[Figure dataset records]
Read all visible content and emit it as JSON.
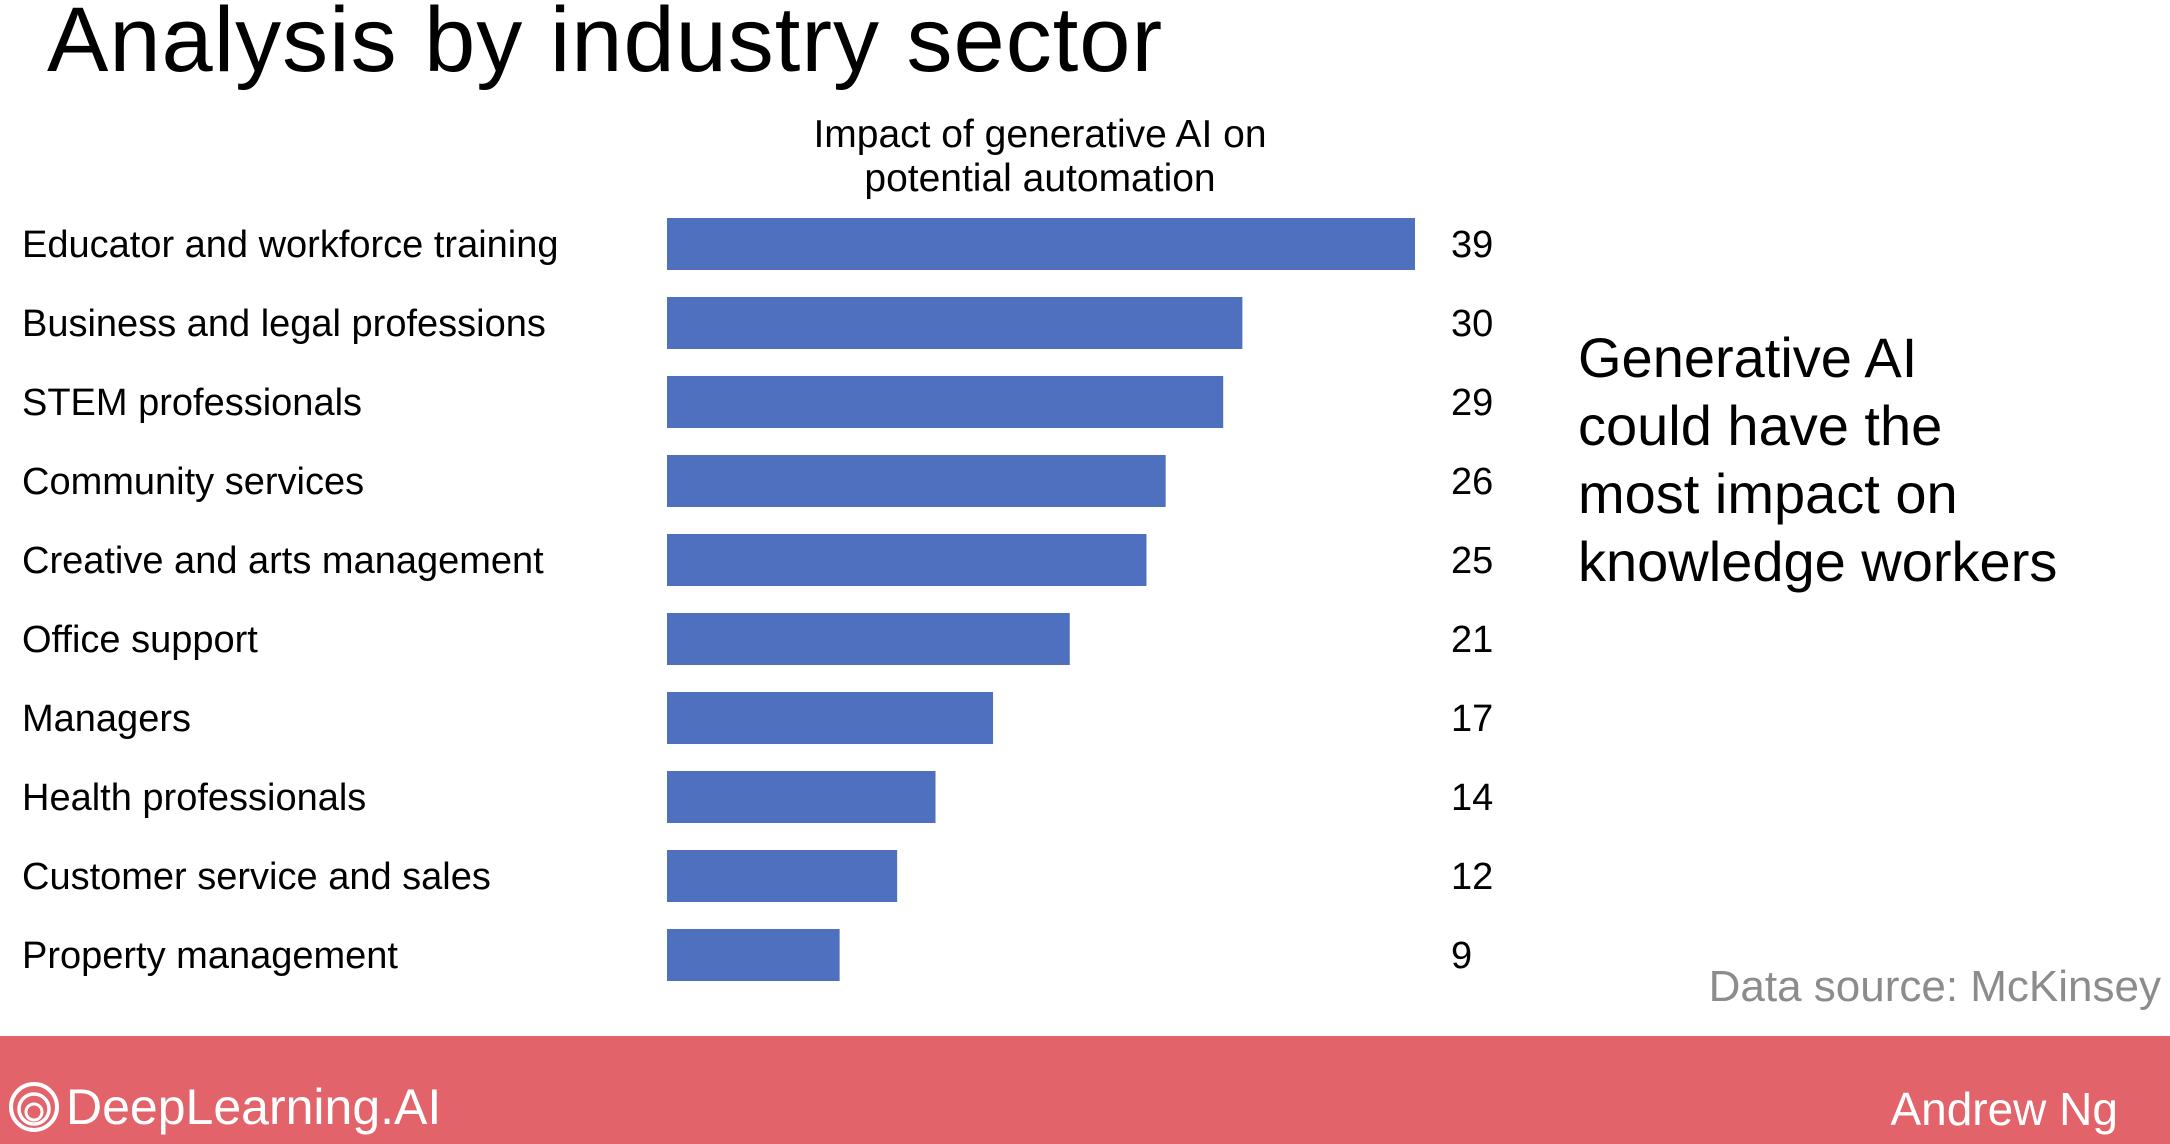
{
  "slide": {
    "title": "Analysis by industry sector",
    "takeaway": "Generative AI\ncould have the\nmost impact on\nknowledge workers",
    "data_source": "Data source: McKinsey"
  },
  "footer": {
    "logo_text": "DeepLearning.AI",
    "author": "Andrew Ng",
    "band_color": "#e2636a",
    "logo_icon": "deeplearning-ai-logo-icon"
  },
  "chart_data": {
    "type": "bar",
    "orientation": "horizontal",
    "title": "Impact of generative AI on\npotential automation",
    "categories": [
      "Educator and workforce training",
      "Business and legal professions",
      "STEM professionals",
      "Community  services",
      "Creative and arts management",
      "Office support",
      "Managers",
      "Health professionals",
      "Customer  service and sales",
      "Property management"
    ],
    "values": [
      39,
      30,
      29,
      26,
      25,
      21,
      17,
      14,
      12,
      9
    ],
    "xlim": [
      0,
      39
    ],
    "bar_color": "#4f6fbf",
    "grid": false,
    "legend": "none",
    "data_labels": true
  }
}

---

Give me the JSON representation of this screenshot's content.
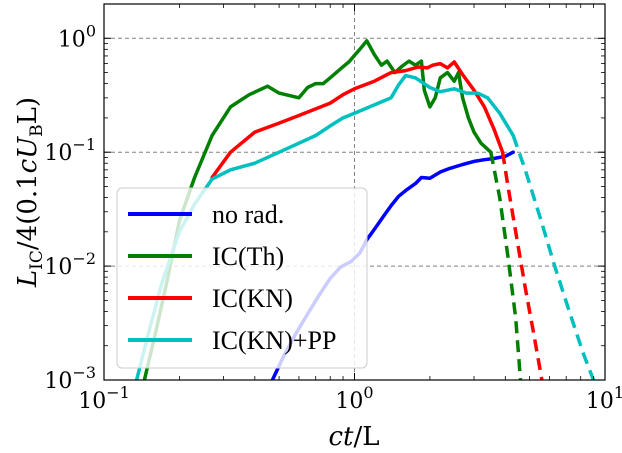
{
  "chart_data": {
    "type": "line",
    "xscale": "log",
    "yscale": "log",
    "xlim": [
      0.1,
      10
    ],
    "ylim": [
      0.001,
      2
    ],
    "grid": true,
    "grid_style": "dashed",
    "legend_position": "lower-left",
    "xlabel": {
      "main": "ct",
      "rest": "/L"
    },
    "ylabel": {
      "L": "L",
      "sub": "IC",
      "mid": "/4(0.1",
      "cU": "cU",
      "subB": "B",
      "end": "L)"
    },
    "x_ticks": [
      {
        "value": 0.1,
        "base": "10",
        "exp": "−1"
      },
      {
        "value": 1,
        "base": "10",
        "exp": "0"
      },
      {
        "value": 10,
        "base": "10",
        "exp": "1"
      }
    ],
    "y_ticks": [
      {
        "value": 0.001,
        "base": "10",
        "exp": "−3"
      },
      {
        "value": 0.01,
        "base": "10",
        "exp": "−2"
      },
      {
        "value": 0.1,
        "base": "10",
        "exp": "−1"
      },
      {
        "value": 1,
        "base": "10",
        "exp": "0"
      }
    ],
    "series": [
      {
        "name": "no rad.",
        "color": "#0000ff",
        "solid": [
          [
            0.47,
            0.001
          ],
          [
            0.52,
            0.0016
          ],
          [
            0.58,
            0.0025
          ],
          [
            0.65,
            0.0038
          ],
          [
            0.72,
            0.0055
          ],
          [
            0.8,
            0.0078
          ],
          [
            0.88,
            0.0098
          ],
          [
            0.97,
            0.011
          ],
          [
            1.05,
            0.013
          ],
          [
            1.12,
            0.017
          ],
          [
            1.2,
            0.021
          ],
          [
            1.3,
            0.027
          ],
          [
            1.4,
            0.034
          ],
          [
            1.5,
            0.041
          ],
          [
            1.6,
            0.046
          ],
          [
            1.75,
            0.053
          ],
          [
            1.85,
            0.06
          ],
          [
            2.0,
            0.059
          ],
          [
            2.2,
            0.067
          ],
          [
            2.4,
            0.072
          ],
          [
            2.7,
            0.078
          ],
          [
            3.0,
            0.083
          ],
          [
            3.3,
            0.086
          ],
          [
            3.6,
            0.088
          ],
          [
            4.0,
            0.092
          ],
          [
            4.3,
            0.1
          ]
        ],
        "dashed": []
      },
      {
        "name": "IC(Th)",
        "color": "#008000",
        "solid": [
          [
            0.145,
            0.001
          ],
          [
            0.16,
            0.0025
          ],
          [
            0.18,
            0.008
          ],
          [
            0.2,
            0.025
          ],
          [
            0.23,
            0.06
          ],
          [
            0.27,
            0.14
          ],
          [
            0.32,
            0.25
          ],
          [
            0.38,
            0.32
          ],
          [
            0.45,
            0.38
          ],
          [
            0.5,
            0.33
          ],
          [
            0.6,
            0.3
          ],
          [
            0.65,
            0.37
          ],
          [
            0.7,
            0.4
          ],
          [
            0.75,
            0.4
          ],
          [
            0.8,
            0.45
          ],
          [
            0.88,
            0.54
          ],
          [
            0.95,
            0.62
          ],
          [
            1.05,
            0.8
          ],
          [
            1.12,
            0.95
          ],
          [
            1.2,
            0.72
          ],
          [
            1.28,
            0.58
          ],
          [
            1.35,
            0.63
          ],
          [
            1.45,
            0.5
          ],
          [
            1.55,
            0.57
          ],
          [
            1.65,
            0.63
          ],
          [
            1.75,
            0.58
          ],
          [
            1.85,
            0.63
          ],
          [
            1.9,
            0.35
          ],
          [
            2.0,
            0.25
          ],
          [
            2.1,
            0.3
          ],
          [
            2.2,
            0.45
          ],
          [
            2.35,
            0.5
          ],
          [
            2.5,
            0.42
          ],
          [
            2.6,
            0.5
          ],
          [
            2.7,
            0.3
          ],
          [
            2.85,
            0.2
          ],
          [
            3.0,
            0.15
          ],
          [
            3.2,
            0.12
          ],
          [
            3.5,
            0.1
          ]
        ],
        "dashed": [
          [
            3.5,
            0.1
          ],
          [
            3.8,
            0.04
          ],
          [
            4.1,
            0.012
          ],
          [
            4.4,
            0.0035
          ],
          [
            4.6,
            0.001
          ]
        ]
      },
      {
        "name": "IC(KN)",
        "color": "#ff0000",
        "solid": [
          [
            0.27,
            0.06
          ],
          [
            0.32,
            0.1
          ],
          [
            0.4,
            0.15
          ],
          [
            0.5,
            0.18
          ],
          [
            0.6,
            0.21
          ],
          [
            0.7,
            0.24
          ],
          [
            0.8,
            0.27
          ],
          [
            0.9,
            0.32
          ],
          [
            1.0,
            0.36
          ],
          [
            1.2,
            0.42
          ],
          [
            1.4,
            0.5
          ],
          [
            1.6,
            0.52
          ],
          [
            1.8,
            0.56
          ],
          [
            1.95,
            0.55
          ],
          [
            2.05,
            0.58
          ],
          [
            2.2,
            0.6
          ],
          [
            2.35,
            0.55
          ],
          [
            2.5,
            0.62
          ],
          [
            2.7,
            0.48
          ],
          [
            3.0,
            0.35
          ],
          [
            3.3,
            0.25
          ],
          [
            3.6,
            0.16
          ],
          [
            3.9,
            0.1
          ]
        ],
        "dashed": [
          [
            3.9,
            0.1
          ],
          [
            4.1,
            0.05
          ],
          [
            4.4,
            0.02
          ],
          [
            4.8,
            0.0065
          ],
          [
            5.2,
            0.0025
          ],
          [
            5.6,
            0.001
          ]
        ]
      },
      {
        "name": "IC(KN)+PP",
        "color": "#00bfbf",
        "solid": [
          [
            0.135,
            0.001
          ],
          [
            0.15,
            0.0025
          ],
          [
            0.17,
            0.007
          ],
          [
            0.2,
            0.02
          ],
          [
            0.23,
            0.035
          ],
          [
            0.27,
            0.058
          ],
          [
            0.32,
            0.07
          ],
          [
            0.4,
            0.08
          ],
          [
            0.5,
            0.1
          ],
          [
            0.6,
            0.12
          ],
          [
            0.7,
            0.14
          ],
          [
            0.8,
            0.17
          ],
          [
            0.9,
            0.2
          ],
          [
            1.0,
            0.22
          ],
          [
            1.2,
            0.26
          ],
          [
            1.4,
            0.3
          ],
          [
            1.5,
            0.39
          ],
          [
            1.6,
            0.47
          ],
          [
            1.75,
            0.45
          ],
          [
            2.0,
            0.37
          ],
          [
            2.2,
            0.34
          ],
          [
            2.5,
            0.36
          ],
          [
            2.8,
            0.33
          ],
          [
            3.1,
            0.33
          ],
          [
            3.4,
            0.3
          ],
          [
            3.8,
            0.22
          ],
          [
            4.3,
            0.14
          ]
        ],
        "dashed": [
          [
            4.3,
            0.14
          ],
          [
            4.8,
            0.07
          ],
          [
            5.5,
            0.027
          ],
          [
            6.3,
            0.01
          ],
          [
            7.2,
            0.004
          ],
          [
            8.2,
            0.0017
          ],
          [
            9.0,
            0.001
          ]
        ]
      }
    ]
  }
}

Task instructions:
Report all lines of the material that contain the word "content".

Written reply:
Read all visible content and emit it as JSON.
Give me the JSON representation of this screenshot's content.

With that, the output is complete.